§ Dataset:
——

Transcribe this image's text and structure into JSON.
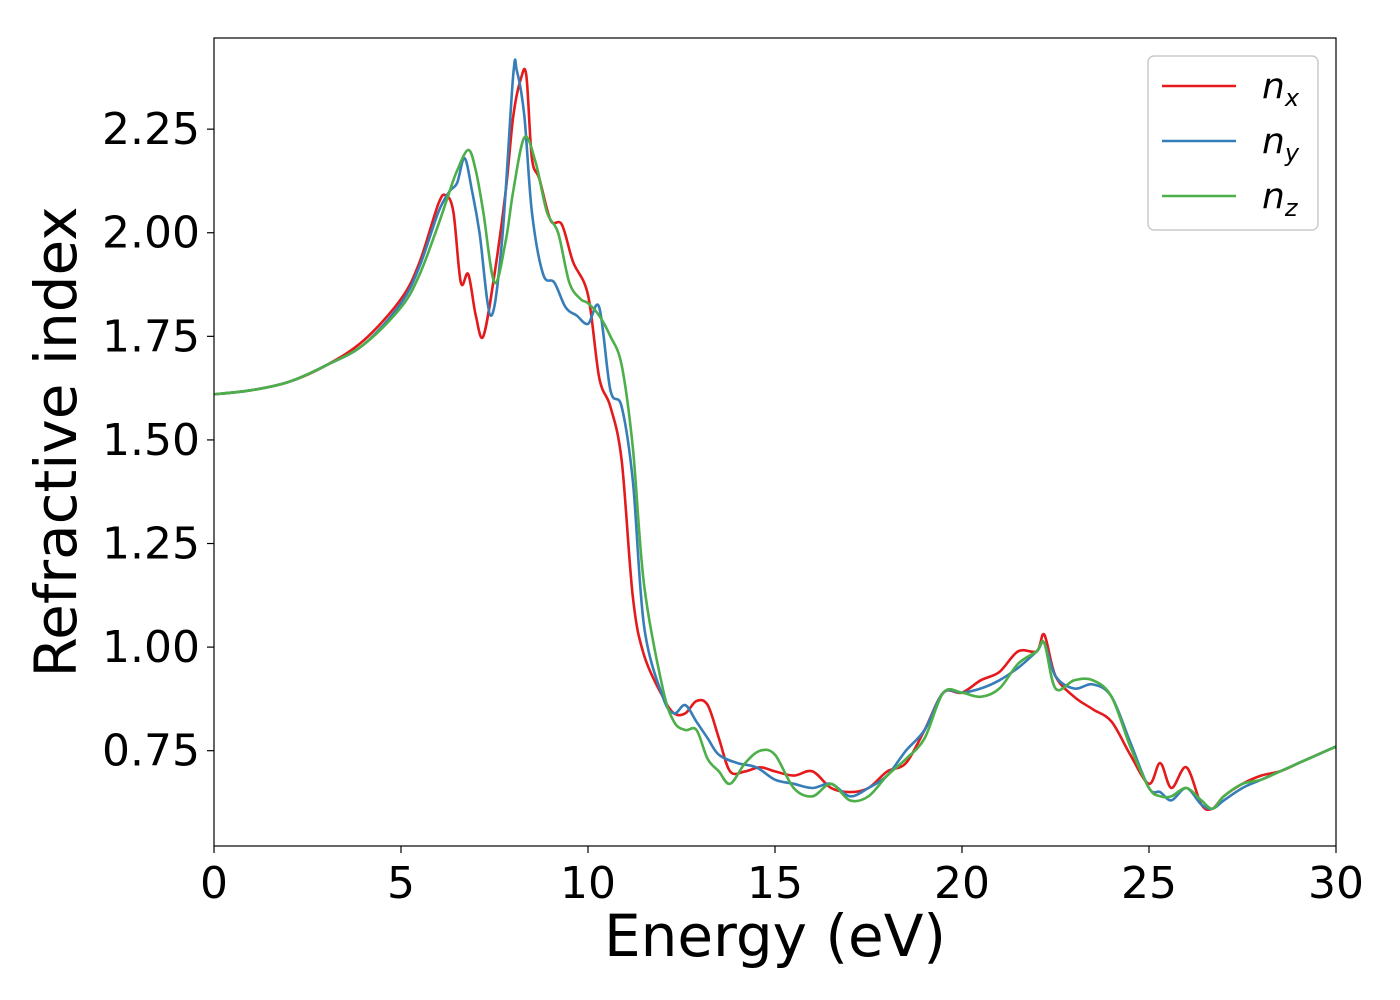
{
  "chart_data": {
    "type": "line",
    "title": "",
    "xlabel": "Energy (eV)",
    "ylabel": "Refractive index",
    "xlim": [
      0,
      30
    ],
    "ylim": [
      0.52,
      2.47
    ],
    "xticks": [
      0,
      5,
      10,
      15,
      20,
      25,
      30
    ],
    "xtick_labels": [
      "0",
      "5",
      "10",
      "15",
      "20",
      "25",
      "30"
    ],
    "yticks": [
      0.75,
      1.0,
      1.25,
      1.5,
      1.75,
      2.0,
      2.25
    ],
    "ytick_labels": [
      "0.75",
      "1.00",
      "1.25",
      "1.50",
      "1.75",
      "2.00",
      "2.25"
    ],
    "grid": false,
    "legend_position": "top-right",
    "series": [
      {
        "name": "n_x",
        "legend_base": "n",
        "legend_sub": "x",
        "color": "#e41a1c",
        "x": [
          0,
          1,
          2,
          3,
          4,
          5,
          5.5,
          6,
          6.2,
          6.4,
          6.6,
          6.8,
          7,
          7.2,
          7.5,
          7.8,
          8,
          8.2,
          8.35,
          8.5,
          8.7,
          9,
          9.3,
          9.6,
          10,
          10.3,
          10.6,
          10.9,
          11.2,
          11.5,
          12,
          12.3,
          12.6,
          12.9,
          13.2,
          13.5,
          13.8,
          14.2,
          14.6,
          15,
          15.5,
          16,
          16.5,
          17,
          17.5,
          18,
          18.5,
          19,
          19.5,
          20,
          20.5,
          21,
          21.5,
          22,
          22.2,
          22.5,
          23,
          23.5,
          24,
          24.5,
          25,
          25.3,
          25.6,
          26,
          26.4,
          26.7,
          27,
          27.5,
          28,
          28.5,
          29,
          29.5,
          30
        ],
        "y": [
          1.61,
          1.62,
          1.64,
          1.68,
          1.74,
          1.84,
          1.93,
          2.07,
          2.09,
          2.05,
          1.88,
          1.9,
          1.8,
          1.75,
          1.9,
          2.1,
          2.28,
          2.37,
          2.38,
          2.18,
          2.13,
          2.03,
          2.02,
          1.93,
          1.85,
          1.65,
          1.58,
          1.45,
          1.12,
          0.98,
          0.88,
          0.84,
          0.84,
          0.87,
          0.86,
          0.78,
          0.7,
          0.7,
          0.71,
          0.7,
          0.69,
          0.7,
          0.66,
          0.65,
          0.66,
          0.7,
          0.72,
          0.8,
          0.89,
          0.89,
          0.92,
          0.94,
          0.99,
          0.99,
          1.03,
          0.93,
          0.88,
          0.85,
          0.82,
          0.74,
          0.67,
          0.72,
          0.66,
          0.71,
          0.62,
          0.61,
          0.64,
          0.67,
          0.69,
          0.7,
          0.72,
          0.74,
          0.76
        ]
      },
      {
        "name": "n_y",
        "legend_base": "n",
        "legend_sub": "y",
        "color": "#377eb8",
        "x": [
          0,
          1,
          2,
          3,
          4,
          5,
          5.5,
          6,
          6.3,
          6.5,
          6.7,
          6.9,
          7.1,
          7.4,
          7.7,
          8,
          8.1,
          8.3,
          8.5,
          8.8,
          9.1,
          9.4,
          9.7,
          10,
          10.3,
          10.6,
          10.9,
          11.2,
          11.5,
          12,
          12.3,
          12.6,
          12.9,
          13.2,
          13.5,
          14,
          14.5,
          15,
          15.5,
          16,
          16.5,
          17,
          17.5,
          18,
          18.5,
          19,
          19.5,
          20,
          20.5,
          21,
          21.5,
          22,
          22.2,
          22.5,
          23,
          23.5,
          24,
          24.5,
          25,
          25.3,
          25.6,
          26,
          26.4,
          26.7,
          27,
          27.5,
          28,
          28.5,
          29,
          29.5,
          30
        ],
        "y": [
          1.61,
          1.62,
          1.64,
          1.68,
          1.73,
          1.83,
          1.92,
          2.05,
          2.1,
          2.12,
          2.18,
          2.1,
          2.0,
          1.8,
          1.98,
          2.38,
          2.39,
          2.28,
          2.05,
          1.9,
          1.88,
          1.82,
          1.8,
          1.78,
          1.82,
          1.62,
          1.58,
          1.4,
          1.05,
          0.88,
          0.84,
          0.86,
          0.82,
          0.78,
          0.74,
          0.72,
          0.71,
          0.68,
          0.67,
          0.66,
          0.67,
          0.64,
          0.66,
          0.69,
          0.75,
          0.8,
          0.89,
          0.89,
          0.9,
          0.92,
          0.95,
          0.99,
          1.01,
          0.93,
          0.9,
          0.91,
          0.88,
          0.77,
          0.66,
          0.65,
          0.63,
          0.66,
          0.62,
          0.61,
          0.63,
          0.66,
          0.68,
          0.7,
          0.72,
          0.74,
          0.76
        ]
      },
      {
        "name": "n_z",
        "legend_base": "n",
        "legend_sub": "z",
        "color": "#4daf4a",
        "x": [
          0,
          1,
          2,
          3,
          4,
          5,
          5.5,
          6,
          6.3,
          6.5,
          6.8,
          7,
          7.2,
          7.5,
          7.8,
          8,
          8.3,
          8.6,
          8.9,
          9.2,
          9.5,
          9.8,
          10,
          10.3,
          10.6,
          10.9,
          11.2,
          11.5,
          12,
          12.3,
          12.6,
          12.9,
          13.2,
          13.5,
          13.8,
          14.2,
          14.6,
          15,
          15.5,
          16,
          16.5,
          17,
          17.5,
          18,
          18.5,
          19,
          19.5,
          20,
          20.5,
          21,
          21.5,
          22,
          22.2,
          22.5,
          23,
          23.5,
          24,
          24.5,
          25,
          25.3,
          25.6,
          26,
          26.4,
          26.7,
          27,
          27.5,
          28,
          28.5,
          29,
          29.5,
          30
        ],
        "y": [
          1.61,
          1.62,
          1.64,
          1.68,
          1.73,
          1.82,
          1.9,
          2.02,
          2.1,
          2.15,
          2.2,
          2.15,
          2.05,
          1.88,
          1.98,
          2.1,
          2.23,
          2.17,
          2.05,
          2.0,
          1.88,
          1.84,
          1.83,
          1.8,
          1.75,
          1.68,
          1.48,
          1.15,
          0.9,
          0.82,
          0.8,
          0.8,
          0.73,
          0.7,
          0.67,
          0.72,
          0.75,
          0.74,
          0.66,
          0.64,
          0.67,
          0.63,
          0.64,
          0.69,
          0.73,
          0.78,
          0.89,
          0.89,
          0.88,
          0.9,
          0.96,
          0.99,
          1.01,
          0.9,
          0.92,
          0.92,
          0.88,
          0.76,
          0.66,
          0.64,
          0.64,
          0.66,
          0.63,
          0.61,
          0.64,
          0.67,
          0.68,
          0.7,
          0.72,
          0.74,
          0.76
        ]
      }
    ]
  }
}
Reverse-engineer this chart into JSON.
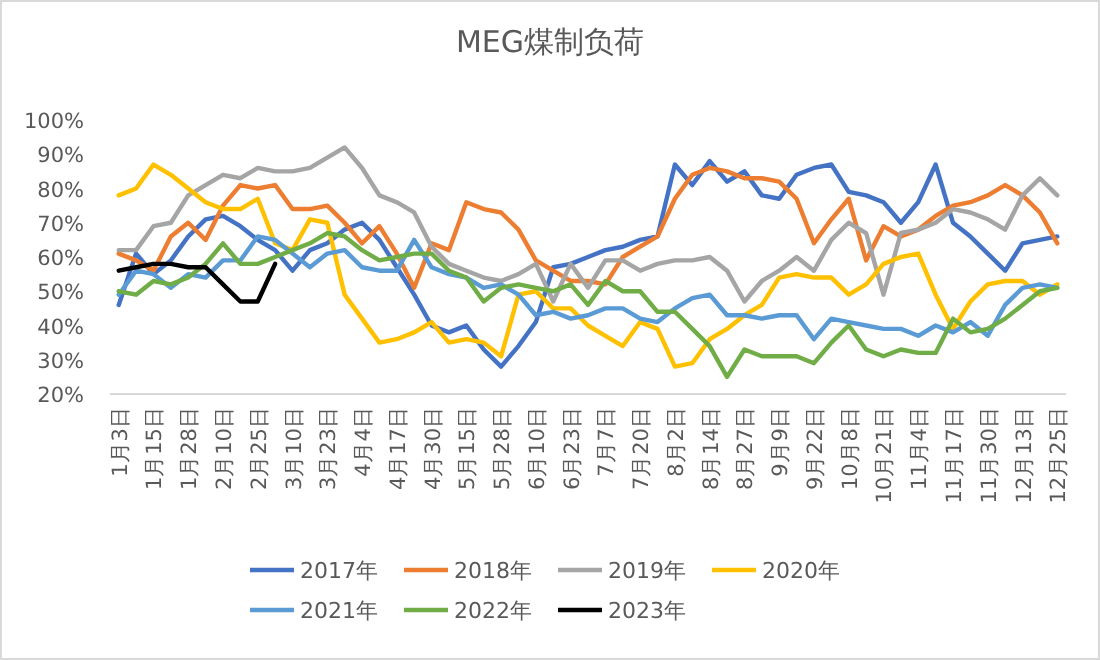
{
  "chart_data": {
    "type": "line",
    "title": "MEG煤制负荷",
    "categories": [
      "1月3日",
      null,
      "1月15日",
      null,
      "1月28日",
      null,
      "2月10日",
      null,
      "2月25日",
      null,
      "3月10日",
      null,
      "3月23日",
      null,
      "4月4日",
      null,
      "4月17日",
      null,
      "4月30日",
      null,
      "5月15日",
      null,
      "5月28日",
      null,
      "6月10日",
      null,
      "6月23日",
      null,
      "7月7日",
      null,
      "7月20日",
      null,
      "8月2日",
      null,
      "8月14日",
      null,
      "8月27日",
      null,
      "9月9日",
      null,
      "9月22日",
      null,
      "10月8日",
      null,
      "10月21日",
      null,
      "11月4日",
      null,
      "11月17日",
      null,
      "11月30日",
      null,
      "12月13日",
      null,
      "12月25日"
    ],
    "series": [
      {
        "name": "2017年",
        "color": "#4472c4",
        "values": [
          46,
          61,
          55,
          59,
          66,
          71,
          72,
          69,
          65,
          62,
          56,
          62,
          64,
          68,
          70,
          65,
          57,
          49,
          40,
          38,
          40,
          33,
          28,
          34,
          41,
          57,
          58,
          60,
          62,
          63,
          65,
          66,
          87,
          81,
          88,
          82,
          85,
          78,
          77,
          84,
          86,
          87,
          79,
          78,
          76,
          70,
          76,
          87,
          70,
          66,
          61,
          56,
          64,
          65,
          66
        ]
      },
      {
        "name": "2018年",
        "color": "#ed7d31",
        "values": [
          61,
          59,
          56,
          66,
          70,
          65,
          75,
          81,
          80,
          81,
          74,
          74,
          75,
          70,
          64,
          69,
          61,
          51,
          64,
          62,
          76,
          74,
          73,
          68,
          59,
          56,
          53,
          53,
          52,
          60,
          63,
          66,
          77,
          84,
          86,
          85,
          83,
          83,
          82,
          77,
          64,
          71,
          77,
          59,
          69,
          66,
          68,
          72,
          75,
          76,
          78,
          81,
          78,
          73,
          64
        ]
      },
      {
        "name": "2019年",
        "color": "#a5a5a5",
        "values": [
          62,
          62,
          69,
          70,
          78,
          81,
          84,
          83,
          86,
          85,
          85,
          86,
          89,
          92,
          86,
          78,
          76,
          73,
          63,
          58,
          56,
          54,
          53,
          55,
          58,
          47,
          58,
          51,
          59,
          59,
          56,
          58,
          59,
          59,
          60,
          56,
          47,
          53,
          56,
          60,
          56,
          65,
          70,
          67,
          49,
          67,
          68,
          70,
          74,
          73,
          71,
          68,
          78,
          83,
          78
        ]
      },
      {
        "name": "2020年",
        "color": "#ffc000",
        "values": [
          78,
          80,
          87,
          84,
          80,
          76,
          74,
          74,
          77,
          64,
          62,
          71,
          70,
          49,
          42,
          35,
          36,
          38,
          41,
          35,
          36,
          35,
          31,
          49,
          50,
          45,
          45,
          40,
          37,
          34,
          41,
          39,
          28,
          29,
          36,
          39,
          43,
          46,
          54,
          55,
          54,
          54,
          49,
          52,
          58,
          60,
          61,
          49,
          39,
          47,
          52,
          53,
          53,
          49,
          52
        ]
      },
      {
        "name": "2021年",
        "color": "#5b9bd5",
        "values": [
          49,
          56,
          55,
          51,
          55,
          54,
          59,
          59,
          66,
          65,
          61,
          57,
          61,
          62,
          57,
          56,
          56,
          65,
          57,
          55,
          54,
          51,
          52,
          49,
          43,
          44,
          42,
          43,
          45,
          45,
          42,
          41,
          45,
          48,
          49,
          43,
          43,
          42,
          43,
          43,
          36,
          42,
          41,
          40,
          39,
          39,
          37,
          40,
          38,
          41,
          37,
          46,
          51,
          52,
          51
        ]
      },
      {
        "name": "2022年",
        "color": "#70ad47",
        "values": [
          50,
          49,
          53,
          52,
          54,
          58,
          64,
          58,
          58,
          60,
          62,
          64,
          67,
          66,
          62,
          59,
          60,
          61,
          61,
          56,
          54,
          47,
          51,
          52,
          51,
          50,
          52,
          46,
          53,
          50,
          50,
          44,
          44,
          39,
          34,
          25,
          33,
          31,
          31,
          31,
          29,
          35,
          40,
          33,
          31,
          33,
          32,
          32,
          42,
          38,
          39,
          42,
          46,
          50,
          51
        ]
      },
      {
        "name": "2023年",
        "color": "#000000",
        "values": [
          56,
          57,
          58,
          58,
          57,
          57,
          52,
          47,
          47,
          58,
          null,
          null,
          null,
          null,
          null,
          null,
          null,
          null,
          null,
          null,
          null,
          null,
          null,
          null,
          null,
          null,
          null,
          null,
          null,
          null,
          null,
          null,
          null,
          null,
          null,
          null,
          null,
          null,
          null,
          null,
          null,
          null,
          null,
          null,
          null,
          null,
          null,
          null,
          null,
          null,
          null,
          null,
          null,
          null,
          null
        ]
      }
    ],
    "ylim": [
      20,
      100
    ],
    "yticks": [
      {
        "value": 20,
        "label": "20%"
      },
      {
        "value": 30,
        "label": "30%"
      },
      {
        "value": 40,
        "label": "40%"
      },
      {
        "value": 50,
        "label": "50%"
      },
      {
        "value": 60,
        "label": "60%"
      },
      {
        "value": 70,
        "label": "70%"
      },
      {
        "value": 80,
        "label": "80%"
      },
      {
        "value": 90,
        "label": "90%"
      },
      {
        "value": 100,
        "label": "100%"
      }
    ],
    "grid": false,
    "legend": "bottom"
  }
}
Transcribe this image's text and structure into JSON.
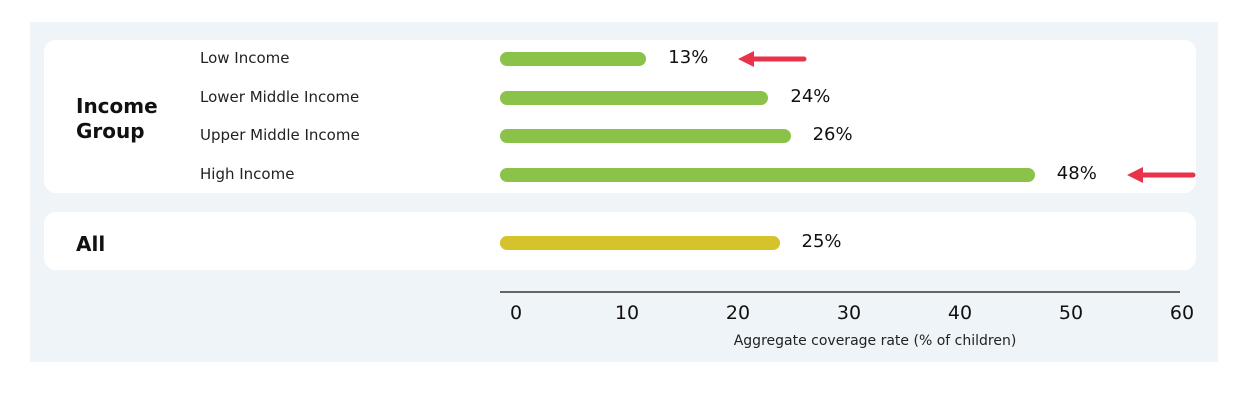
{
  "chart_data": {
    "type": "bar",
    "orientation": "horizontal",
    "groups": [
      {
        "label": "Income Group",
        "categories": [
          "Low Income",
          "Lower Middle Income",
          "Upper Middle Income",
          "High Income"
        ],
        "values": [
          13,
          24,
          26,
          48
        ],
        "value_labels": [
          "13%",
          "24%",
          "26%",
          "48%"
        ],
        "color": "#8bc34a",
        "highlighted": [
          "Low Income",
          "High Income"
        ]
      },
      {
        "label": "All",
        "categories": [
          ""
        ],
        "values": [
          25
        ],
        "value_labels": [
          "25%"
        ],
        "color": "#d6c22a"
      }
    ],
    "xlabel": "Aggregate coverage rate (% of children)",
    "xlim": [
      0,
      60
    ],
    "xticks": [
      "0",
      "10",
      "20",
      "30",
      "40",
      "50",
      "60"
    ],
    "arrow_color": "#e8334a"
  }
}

——

§ Given problem: Go through the material line by line. Show each line that contains the string "xlabel".

§ Written solution:
    "xlabel": "Energy (eV)",
    "xlabel": "Aggregate coverage rate (% of children)",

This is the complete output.